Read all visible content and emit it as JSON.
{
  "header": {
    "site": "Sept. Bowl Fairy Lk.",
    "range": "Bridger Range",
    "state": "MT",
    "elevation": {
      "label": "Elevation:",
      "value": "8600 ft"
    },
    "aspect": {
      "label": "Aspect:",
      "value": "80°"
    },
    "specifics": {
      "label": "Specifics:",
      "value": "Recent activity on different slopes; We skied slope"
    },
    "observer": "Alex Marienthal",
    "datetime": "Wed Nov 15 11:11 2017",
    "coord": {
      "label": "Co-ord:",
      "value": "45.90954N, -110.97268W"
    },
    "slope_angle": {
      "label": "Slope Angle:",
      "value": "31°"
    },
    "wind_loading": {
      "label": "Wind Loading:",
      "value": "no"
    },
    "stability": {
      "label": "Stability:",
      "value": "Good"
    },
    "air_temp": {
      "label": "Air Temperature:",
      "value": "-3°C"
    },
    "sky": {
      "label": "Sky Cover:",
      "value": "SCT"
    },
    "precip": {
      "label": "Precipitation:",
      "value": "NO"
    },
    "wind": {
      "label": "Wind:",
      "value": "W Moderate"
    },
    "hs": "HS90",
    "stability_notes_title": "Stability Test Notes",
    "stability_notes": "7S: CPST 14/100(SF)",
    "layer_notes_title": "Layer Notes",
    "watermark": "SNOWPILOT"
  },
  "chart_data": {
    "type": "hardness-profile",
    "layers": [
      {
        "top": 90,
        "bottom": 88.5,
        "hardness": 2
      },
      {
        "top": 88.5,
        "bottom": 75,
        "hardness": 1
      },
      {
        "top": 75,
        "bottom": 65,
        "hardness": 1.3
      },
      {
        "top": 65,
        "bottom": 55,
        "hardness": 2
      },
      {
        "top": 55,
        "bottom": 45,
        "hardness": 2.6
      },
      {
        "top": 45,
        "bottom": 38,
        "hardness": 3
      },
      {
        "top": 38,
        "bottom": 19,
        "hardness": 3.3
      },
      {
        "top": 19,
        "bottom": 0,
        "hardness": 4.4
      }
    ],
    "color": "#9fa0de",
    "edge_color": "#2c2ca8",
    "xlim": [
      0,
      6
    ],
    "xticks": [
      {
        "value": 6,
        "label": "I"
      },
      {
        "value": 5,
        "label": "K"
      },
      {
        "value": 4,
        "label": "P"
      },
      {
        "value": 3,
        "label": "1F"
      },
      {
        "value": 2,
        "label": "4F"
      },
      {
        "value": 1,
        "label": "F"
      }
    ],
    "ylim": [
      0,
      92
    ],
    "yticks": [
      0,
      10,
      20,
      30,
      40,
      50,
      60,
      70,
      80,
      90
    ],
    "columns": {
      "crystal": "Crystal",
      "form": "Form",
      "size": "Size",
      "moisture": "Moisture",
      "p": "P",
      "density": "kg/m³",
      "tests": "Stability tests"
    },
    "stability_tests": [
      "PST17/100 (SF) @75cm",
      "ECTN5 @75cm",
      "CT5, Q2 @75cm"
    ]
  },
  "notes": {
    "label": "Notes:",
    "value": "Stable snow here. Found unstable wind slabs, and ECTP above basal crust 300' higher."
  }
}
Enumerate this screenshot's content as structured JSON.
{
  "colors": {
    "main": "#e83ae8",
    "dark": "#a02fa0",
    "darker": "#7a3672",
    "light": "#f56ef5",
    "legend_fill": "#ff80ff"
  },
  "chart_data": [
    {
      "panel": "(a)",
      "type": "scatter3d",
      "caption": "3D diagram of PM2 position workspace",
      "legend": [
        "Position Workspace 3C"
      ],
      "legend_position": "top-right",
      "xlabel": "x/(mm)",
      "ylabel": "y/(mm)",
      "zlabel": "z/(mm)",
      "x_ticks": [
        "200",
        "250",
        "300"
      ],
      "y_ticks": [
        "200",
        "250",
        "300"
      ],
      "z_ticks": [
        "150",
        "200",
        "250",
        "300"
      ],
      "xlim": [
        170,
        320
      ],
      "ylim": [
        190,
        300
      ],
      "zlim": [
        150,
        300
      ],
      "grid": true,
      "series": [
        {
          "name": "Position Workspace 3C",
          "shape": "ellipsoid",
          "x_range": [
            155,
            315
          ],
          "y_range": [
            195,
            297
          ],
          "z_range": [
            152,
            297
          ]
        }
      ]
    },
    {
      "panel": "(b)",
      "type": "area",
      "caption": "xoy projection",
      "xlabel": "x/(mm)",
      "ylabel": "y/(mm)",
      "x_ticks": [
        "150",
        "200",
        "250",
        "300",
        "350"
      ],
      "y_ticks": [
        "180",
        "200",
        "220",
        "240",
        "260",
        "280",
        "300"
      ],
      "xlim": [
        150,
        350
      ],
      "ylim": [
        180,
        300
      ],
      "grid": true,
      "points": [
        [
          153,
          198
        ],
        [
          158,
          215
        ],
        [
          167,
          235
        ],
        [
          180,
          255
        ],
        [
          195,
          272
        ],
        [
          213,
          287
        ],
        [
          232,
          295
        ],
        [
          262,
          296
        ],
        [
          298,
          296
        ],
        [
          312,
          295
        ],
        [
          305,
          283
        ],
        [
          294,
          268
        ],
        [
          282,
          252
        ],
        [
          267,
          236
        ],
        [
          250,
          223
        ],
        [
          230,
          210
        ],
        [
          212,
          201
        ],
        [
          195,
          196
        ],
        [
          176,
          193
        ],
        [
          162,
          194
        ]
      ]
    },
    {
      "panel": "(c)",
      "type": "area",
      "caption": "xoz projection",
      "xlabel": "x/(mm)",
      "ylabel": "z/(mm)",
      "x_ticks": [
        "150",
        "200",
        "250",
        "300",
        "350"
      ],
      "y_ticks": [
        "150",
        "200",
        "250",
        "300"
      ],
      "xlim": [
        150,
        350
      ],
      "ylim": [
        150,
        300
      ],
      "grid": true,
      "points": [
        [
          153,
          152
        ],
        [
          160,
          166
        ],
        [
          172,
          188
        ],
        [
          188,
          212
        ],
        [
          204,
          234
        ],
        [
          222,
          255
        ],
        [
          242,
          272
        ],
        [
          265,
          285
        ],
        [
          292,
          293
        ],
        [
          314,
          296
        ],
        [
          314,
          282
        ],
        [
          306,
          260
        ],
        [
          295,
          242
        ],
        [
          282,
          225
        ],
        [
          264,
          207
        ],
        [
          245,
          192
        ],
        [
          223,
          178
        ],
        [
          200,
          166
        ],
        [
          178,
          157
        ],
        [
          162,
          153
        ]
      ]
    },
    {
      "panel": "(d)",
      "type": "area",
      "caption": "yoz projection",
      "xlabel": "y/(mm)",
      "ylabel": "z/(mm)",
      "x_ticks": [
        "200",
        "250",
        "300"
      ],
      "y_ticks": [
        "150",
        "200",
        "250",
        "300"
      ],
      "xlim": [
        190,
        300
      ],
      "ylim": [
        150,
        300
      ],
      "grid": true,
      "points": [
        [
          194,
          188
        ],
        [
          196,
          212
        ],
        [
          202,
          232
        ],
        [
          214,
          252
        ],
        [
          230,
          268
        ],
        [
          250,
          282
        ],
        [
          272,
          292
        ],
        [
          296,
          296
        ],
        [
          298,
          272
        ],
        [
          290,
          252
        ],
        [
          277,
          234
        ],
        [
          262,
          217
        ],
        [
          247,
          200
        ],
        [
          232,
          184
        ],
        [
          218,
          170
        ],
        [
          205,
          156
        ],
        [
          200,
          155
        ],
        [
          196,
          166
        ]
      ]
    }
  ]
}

....

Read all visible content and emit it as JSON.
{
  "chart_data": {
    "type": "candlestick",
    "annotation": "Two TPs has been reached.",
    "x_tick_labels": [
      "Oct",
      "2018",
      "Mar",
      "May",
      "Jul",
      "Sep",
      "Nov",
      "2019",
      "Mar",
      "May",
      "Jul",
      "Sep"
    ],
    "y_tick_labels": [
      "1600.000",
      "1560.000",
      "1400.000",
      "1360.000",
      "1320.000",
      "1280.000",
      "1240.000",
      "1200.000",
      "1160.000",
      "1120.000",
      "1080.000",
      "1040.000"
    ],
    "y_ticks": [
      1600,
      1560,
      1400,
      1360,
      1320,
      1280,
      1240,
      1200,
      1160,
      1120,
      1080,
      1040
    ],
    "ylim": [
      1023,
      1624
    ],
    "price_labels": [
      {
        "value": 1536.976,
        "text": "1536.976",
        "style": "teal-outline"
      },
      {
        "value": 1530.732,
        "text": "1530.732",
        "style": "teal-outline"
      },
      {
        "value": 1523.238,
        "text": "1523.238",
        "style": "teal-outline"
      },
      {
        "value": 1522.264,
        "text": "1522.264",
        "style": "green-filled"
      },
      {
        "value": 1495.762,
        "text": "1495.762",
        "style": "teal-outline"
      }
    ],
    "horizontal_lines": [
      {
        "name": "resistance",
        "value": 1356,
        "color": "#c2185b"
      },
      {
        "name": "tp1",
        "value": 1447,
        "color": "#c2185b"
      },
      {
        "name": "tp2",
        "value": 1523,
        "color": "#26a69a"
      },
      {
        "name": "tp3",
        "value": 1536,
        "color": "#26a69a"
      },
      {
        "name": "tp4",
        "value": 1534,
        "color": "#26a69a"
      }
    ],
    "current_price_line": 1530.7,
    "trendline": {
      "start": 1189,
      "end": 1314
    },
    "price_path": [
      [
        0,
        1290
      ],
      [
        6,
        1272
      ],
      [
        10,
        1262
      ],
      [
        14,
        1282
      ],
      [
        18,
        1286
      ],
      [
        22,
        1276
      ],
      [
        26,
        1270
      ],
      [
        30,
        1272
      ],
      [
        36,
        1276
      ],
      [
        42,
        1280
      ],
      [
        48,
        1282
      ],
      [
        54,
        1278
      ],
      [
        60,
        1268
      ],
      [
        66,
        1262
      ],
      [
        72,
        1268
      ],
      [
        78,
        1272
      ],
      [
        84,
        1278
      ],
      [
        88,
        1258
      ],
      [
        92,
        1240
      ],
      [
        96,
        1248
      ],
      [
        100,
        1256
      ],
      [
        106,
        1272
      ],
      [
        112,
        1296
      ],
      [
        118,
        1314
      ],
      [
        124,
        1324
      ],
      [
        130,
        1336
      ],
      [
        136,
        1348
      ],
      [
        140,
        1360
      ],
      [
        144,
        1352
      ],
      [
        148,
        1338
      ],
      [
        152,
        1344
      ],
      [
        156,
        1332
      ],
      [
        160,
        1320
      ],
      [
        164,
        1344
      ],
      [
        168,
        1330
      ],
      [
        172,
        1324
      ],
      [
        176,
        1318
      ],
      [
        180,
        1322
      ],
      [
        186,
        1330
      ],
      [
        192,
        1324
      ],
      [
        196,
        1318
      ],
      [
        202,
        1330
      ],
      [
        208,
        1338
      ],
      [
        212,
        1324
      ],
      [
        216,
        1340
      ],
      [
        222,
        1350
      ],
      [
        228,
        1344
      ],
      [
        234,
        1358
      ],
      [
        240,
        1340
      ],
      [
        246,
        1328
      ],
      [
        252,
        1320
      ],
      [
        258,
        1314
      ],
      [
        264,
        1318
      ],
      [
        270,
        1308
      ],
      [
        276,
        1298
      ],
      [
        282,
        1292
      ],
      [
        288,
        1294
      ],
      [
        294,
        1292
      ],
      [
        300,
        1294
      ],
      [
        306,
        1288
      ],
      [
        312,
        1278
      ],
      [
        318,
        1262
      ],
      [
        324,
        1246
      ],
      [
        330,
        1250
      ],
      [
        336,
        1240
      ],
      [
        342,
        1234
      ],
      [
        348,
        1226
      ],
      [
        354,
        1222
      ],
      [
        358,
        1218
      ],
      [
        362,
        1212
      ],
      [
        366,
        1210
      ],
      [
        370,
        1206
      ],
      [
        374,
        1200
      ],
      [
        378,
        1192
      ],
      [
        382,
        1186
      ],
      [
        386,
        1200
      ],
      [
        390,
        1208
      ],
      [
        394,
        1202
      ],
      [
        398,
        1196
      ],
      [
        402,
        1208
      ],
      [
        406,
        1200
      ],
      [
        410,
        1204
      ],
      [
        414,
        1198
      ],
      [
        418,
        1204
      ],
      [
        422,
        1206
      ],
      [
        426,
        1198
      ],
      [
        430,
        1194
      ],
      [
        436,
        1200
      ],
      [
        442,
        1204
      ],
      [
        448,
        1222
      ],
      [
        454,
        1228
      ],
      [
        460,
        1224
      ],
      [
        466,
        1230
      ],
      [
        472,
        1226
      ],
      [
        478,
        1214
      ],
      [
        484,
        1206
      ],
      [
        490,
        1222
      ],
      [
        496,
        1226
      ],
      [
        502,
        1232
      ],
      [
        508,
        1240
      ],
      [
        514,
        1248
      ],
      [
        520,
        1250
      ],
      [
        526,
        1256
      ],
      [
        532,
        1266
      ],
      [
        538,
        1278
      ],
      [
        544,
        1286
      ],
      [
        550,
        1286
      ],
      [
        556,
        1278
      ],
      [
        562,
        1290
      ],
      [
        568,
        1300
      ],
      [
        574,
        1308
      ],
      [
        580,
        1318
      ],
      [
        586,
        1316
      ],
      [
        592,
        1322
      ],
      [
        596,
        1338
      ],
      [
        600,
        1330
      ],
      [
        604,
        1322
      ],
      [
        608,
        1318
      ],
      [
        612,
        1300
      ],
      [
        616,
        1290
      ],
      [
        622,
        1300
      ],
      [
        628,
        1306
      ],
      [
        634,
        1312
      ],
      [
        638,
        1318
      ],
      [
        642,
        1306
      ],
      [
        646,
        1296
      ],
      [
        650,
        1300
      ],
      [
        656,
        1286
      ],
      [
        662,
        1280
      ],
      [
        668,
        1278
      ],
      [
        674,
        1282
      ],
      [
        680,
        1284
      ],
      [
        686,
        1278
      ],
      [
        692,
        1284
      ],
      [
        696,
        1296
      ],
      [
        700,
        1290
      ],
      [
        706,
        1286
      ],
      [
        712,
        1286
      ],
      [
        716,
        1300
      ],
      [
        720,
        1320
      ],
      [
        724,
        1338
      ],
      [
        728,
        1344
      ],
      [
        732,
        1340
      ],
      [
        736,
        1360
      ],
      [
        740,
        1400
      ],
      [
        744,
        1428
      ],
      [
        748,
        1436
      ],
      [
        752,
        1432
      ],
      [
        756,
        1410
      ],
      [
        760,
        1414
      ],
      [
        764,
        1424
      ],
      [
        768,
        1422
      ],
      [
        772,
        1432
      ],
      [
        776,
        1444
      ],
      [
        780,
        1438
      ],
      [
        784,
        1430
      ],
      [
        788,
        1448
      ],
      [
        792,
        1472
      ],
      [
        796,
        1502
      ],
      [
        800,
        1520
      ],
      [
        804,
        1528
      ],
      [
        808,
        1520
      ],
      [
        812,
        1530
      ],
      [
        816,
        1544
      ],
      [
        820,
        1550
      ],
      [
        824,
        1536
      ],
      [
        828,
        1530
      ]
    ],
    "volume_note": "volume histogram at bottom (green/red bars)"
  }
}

....

## Exercise details:
State how many lines of the records hold the string "projection", and nothing else.

## Complete output:
3